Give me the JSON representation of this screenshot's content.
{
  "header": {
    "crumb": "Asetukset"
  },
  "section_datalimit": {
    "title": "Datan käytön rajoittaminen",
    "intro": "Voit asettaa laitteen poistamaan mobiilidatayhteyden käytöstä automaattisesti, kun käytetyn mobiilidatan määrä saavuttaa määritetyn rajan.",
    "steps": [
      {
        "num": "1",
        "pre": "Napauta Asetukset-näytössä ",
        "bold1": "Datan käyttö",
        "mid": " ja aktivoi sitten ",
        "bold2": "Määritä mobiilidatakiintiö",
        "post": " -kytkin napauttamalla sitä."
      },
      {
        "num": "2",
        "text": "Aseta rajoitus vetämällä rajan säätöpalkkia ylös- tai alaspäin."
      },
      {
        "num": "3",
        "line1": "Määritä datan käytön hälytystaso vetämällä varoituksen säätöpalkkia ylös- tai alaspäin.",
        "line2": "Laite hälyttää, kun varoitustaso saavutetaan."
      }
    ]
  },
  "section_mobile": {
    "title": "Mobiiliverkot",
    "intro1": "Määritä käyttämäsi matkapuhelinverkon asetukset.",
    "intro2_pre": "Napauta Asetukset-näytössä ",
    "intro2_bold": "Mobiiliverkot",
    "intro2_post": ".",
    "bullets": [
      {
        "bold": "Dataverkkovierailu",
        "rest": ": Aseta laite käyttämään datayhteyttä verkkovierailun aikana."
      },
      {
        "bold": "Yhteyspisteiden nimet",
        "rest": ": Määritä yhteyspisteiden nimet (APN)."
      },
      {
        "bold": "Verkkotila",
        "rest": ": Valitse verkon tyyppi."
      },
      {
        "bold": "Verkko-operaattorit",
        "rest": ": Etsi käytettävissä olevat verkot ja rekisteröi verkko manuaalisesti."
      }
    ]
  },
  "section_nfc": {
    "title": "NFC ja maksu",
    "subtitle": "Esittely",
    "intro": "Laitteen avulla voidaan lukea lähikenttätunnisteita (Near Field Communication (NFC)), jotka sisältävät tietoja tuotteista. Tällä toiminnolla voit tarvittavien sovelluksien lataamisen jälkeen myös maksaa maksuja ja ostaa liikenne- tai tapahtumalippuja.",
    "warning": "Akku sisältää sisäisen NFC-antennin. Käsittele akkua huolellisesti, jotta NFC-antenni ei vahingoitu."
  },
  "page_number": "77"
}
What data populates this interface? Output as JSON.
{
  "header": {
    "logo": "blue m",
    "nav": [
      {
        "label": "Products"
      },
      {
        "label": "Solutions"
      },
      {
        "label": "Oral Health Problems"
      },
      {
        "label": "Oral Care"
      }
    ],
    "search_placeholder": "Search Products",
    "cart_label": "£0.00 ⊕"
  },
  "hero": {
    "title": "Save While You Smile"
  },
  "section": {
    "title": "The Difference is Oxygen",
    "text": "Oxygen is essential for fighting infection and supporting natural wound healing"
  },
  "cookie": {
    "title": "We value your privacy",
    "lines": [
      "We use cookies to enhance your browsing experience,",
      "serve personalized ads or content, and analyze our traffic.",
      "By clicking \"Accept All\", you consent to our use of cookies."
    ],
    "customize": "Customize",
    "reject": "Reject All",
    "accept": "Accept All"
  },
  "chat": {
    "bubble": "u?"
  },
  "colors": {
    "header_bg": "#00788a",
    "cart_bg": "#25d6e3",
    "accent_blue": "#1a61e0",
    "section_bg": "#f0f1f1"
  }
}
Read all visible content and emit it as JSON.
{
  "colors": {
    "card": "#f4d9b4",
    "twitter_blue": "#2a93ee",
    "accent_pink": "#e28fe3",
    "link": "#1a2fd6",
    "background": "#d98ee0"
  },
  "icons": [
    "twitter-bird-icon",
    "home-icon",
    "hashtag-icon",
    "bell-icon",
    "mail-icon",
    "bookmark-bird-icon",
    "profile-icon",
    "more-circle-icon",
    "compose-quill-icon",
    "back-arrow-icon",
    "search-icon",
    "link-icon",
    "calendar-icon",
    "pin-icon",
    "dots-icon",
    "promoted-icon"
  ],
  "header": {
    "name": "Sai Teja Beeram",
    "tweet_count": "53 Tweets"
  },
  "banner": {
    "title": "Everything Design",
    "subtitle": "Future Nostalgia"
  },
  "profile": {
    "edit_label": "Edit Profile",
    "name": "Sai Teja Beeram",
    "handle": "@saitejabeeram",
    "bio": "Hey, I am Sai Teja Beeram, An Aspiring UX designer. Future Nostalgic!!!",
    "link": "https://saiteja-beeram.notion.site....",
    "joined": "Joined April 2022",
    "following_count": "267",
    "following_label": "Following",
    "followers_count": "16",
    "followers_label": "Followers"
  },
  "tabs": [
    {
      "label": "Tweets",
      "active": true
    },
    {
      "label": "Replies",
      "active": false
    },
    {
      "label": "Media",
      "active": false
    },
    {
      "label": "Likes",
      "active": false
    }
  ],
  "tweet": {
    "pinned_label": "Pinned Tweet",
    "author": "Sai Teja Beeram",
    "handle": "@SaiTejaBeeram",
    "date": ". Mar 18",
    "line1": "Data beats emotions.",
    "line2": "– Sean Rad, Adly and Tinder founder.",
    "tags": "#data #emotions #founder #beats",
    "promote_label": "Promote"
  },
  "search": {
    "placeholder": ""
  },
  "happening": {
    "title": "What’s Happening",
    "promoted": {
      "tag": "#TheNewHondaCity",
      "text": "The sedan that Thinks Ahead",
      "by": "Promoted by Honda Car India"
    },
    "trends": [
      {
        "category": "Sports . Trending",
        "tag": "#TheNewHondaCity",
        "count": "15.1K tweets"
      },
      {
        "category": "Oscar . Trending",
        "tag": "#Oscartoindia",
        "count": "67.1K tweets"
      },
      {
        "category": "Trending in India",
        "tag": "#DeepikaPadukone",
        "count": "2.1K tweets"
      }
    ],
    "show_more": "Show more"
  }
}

=======

=== Work to be completed ===
Among the records above, find each line holding the string "näytössä" and pull it out.

=== The answer ===
        "pre": "Napauta Asetukset-näytössä ",
    "intro2_pre": "Napauta Asetukset-näytössä ",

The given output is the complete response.